Task:
Check the listing below line by line and report how many lines hold "service", with no other words.

Data supplied:
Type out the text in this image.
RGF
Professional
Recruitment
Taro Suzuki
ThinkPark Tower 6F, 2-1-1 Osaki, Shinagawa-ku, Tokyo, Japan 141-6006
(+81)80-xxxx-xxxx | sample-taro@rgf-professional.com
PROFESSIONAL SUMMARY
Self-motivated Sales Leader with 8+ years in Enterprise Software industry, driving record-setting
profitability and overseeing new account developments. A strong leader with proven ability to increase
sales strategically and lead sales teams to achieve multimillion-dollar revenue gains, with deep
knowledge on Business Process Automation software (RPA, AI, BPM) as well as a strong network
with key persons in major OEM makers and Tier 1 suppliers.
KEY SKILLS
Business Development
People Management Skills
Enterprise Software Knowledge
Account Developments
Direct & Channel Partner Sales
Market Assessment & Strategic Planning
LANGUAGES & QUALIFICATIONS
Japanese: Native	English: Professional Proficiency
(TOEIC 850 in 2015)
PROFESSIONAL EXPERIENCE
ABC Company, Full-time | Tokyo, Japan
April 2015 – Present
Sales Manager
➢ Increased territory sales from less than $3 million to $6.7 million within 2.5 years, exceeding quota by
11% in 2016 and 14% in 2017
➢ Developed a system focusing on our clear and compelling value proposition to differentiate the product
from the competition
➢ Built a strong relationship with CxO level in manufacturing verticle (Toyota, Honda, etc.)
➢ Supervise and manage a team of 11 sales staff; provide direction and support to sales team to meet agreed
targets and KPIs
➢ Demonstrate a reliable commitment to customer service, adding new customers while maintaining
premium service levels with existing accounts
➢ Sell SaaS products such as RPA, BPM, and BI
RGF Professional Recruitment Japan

Task solution:
2